### EXERCISE:
Go through the entries one line at a time, and gather every line that has the word "flags".

### MATERIAL PROVIDED:

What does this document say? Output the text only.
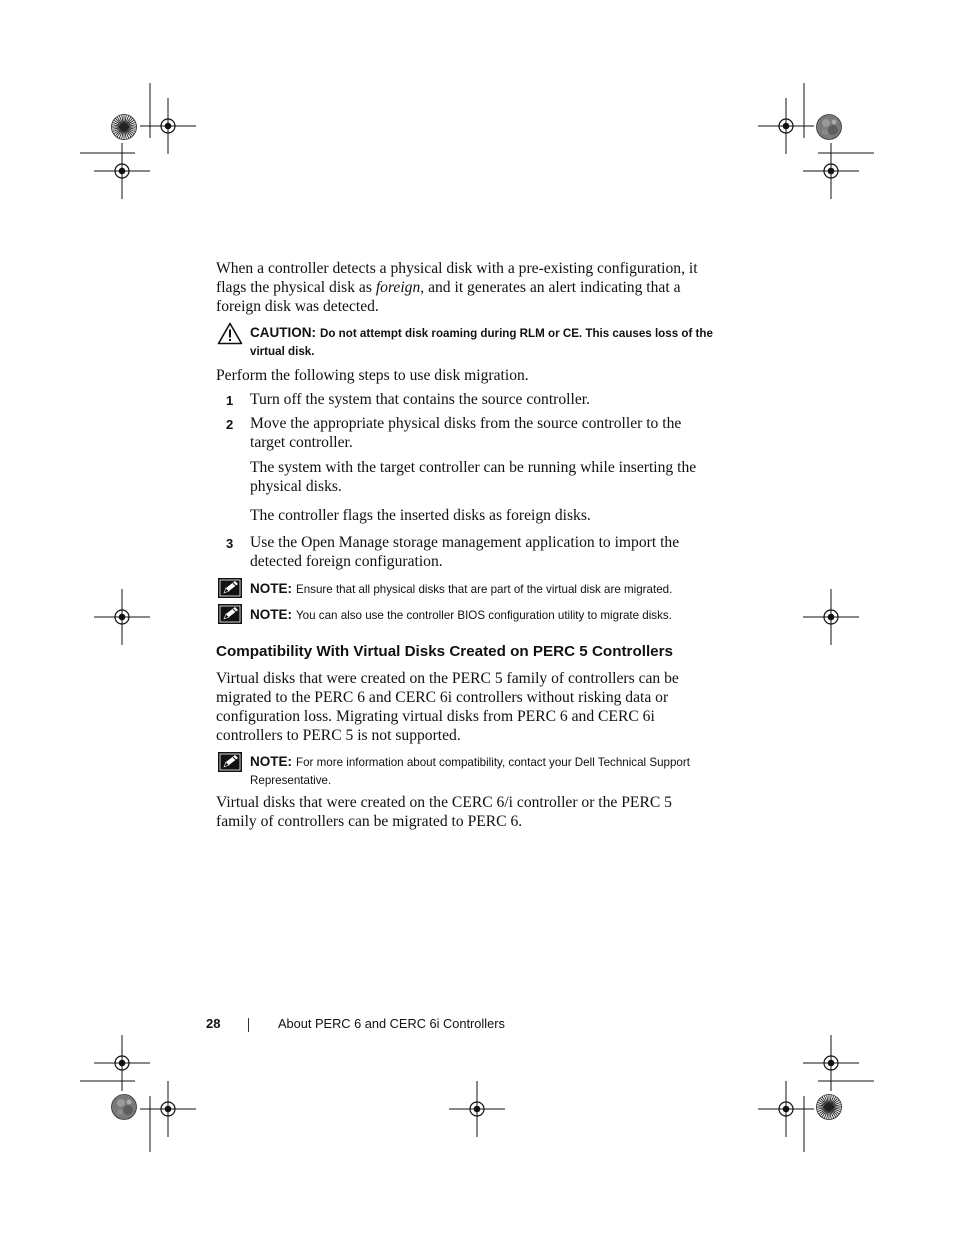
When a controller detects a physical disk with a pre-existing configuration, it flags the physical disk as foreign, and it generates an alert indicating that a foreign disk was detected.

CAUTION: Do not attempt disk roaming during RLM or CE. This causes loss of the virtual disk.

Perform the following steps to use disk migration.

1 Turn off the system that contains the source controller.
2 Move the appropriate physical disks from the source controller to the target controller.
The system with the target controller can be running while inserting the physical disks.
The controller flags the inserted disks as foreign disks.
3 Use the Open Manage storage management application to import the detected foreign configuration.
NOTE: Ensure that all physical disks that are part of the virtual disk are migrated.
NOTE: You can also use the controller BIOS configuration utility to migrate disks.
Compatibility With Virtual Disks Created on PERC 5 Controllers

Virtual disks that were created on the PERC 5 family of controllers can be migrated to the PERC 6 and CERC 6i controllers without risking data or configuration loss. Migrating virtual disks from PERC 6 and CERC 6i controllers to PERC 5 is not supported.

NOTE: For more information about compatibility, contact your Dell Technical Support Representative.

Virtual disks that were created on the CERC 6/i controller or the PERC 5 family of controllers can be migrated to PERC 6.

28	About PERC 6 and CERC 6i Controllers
...
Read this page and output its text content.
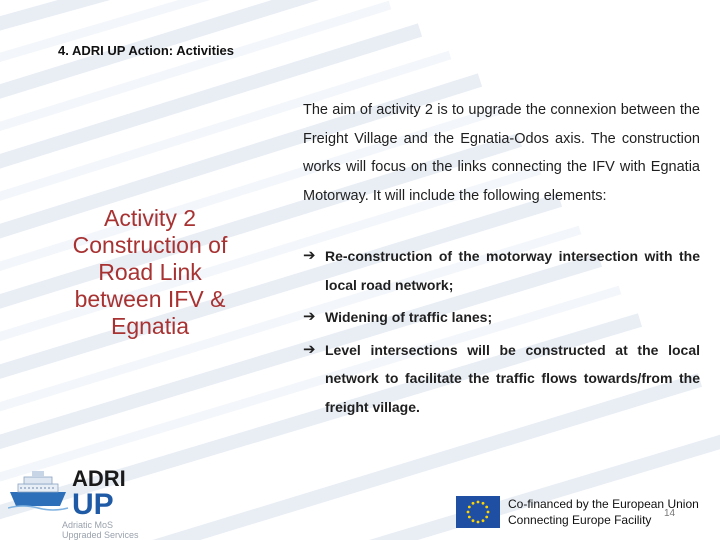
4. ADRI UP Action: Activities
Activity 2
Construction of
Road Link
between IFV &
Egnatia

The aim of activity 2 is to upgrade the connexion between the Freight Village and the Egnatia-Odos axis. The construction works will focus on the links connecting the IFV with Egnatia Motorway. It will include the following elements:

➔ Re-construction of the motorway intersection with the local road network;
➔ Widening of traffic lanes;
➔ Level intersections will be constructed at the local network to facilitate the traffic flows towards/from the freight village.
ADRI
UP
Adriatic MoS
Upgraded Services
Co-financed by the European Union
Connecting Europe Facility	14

### THE OUTPUT:
When a controller detects a physical disk with a pre-existing configuration, it flags the physical disk as foreign, and it generates an alert indicating that a foreign disk was detected.
The controller flags the inserted disks as foreign disks.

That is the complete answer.